┌────────

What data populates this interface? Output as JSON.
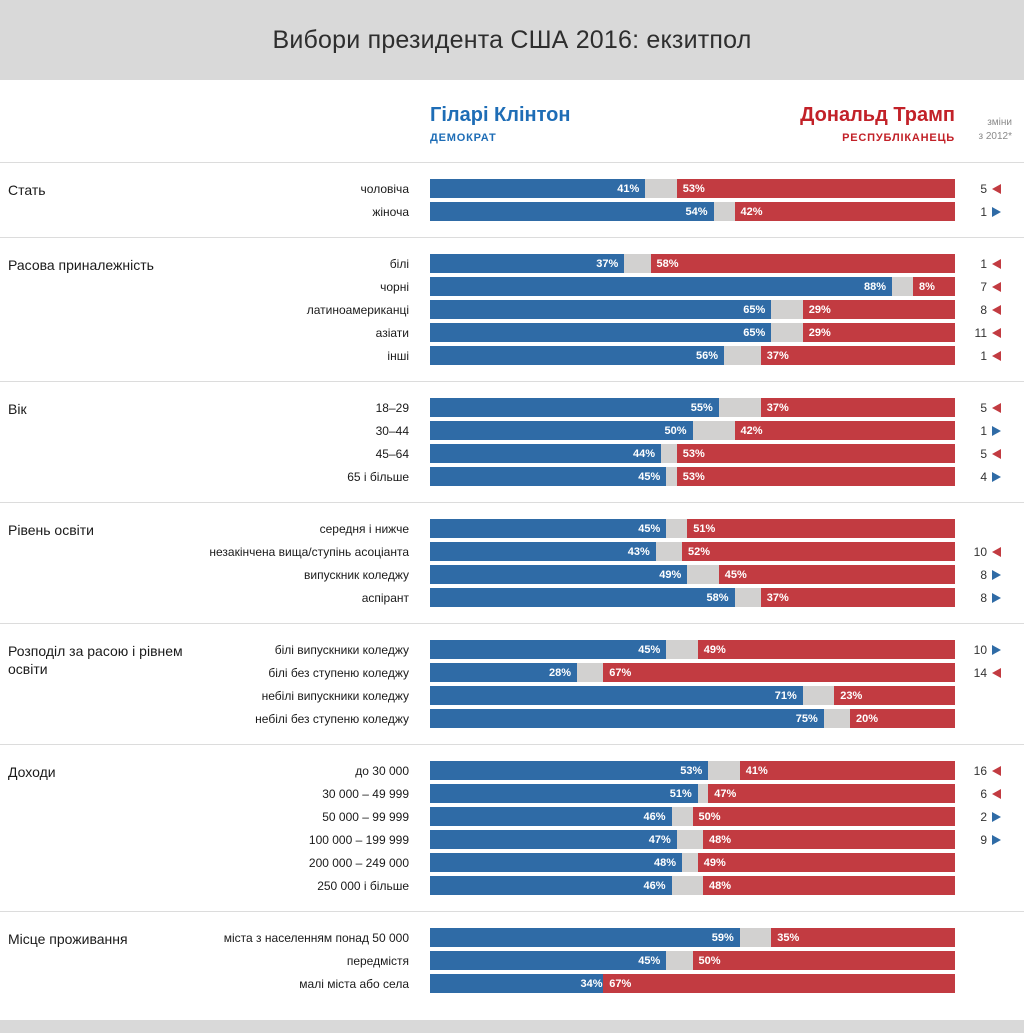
{
  "title": "Вибори президента США 2016: екзитпол",
  "header": {
    "clinton": {
      "name": "Гіларі Клінтон",
      "party": "ДЕМОКРАТ"
    },
    "trump": {
      "name": "Дональд Трамп",
      "party": "РЕСПУБЛІКАНЕЦЬ"
    },
    "change_note_line1": "зміни",
    "change_note_line2": "з 2012*"
  },
  "colors": {
    "clinton_bar": "#2f6ba6",
    "trump_bar": "#c23b41",
    "clinton_text": "#1e6db6",
    "trump_text": "#c22128",
    "bar_gap": "#d2d1d0",
    "band_bg": "#d9d9d9"
  },
  "chart_data": {
    "type": "bar",
    "unit": "%",
    "series_names": [
      "Гіларі Клінтон (Демократ)",
      "Дональд Трамп (Республіканець)"
    ],
    "value_range": [
      0,
      100
    ],
    "change_note": "зміни з 2012*",
    "sections": [
      {
        "category": "Стать",
        "rows": [
          {
            "label": "чоловіча",
            "clinton": 41,
            "trump": 53,
            "change": 5,
            "change_dir": "left"
          },
          {
            "label": "жіноча",
            "clinton": 54,
            "trump": 42,
            "change": 1,
            "change_dir": "right"
          }
        ]
      },
      {
        "category": "Расова приналежність",
        "rows": [
          {
            "label": "білі",
            "clinton": 37,
            "trump": 58,
            "change": 1,
            "change_dir": "left"
          },
          {
            "label": "чорні",
            "clinton": 88,
            "trump": 8,
            "change": 7,
            "change_dir": "left"
          },
          {
            "label": "латиноамериканці",
            "clinton": 65,
            "trump": 29,
            "change": 8,
            "change_dir": "left"
          },
          {
            "label": "азіати",
            "clinton": 65,
            "trump": 29,
            "change": 11,
            "change_dir": "left"
          },
          {
            "label": "інші",
            "clinton": 56,
            "trump": 37,
            "change": 1,
            "change_dir": "left"
          }
        ]
      },
      {
        "category": "Вік",
        "rows": [
          {
            "label": "18–29",
            "clinton": 55,
            "trump": 37,
            "change": 5,
            "change_dir": "left"
          },
          {
            "label": "30–44",
            "clinton": 50,
            "trump": 42,
            "change": 1,
            "change_dir": "right"
          },
          {
            "label": "45–64",
            "clinton": 44,
            "trump": 53,
            "change": 5,
            "change_dir": "left"
          },
          {
            "label": "65 і більше",
            "clinton": 45,
            "trump": 53,
            "change": 4,
            "change_dir": "right"
          }
        ]
      },
      {
        "category": "Рівень освіти",
        "rows": [
          {
            "label": "середня і нижче",
            "clinton": 45,
            "trump": 51,
            "change": null,
            "change_dir": null
          },
          {
            "label": "незакінчена вища/ступінь асоціанта",
            "clinton": 43,
            "trump": 52,
            "change": 10,
            "change_dir": "left"
          },
          {
            "label": "випускник коледжу",
            "clinton": 49,
            "trump": 45,
            "change": 8,
            "change_dir": "right"
          },
          {
            "label": "аспірант",
            "clinton": 58,
            "trump": 37,
            "change": 8,
            "change_dir": "right"
          }
        ]
      },
      {
        "category": "Розподіл за расою і рівнем освіти",
        "rows": [
          {
            "label": "білі випускники коледжу",
            "clinton": 45,
            "trump": 49,
            "change": 10,
            "change_dir": "right"
          },
          {
            "label": "білі без ступеню коледжу",
            "clinton": 28,
            "trump": 67,
            "change": 14,
            "change_dir": "left"
          },
          {
            "label": "небілі випускники коледжу",
            "clinton": 71,
            "trump": 23,
            "change": null,
            "change_dir": null
          },
          {
            "label": "небілі без ступеню коледжу",
            "clinton": 75,
            "trump": 20,
            "change": null,
            "change_dir": null
          }
        ]
      },
      {
        "category": "Доходи",
        "rows": [
          {
            "label": "до 30 000",
            "clinton": 53,
            "trump": 41,
            "change": 16,
            "change_dir": "left"
          },
          {
            "label": "30 000 – 49 999",
            "clinton": 51,
            "trump": 47,
            "change": 6,
            "change_dir": "left"
          },
          {
            "label": "50 000 – 99 999",
            "clinton": 46,
            "trump": 50,
            "change": 2,
            "change_dir": "right"
          },
          {
            "label": "100 000 – 199 999",
            "clinton": 47,
            "trump": 48,
            "change": 9,
            "change_dir": "right"
          },
          {
            "label": "200 000 – 249 000",
            "clinton": 48,
            "trump": 49,
            "change": null,
            "change_dir": null
          },
          {
            "label": "250 000 і більше",
            "clinton": 46,
            "trump": 48,
            "change": null,
            "change_dir": null
          }
        ]
      },
      {
        "category": "Місце проживання",
        "rows": [
          {
            "label": "міста з населенням понад 50 000",
            "clinton": 59,
            "trump": 35,
            "change": null,
            "change_dir": null
          },
          {
            "label": "передмістя",
            "clinton": 45,
            "trump": 50,
            "change": null,
            "change_dir": null
          },
          {
            "label": "малі міста або села",
            "clinton": 34,
            "trump": 67,
            "change": null,
            "change_dir": null
          }
        ]
      }
    ]
  }
}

└────────

Aim of the exercise
Transcribe the full listing character for character. Pictures are excluded.

Response to the exercise
What data populates this interface? Output as JSON.
{
  "title": "Вибори президента США 2016: екзитпол",
  "header": {
    "clinton": {
      "name": "Гіларі Клінтон",
      "party": "ДЕМОКРАТ"
    },
    "trump": {
      "name": "Дональд Трамп",
      "party": "РЕСПУБЛІКАНЕЦЬ"
    },
    "change_note_line1": "зміни",
    "change_note_line2": "з 2012*"
  },
  "colors": {
    "clinton_bar": "#2f6ba6",
    "trump_bar": "#c23b41",
    "clinton_text": "#1e6db6",
    "trump_text": "#c22128",
    "bar_gap": "#d2d1d0",
    "band_bg": "#d9d9d9"
  },
  "chart_data": {
    "type": "bar",
    "unit": "%",
    "series_names": [
      "Гіларі Клінтон (Демократ)",
      "Дональд Трамп (Республіканець)"
    ],
    "value_range": [
      0,
      100
    ],
    "change_note": "зміни з 2012*",
    "sections": [
      {
        "category": "Стать",
        "rows": [
          {
            "label": "чоловіча",
            "clinton": 41,
            "trump": 53,
            "change": 5,
            "change_dir": "left"
          },
          {
            "label": "жіноча",
            "clinton": 54,
            "trump": 42,
            "change": 1,
            "change_dir": "right"
          }
        ]
      },
      {
        "category": "Расова приналежність",
        "rows": [
          {
            "label": "білі",
            "clinton": 37,
            "trump": 58,
            "change": 1,
            "change_dir": "left"
          },
          {
            "label": "чорні",
            "clinton": 88,
            "trump": 8,
            "change": 7,
            "change_dir": "left"
          },
          {
            "label": "латиноамериканці",
            "clinton": 65,
            "trump": 29,
            "change": 8,
            "change_dir": "left"
          },
          {
            "label": "азіати",
            "clinton": 65,
            "trump": 29,
            "change": 11,
            "change_dir": "left"
          },
          {
            "label": "інші",
            "clinton": 56,
            "trump": 37,
            "change": 1,
            "change_dir": "left"
          }
        ]
      },
      {
        "category": "Вік",
        "rows": [
          {
            "label": "18–29",
            "clinton": 55,
            "trump": 37,
            "change": 5,
            "change_dir": "left"
          },
          {
            "label": "30–44",
            "clinton": 50,
            "trump": 42,
            "change": 1,
            "change_dir": "right"
          },
          {
            "label": "45–64",
            "clinton": 44,
            "trump": 53,
            "change": 5,
            "change_dir": "left"
          },
          {
            "label": "65 і більше",
            "clinton": 45,
            "trump": 53,
            "change": 4,
            "change_dir": "right"
          }
        ]
      },
      {
        "category": "Рівень освіти",
        "rows": [
          {
            "label": "середня і нижче",
            "clinton": 45,
            "trump": 51,
            "change": null,
            "change_dir": null
          },
          {
            "label": "незакінчена вища/ступінь асоціанта",
            "clinton": 43,
            "trump": 52,
            "change": 10,
            "change_dir": "left"
          },
          {
            "label": "випускник коледжу",
            "clinton": 49,
            "trump": 45,
            "change": 8,
            "change_dir": "right"
          },
          {
            "label": "аспірант",
            "clinton": 58,
            "trump": 37,
            "change": 8,
            "change_dir": "right"
          }
        ]
      },
      {
        "category": "Розподіл за расою і рівнем освіти",
        "rows": [
          {
            "label": "білі випускники коледжу",
            "clinton": 45,
            "trump": 49,
            "change": 10,
            "change_dir": "right"
          },
          {
            "label": "білі без ступеню коледжу",
            "clinton": 28,
            "trump": 67,
            "change": 14,
            "change_dir": "left"
          },
          {
            "label": "небілі випускники коледжу",
            "clinton": 71,
            "trump": 23,
            "change": null,
            "change_dir": null
          },
          {
            "label": "небілі без ступеню коледжу",
            "clinton": 75,
            "trump": 20,
            "change": null,
            "change_dir": null
          }
        ]
      },
      {
        "category": "Доходи",
        "rows": [
          {
            "label": "до 30 000",
            "clinton": 53,
            "trump": 41,
            "change": 16,
            "change_dir": "left"
          },
          {
            "label": "30 000 – 49 999",
            "clinton": 51,
            "trump": 47,
            "change": 6,
            "change_dir": "left"
          },
          {
            "label": "50 000 – 99 999",
            "clinton": 46,
            "trump": 50,
            "change": 2,
            "change_dir": "right"
          },
          {
            "label": "100 000 – 199 999",
            "clinton": 47,
            "trump": 48,
            "change": 9,
            "change_dir": "right"
          },
          {
            "label": "200 000 – 249 000",
            "clinton": 48,
            "trump": 49,
            "change": null,
            "change_dir": null
          },
          {
            "label": "250 000 і більше",
            "clinton": 46,
            "trump": 48,
            "change": null,
            "change_dir": null
          }
        ]
      },
      {
        "category": "Місце проживання",
        "rows": [
          {
            "label": "міста з населенням понад 50 000",
            "clinton": 59,
            "trump": 35,
            "change": null,
            "change_dir": null
          },
          {
            "label": "передмістя",
            "clinton": 45,
            "trump": 50,
            "change": null,
            "change_dir": null
          },
          {
            "label": "малі міста або села",
            "clinton": 34,
            "trump": 67,
            "change": null,
            "change_dir": null
          }
        ]
      }
    ]
  }
}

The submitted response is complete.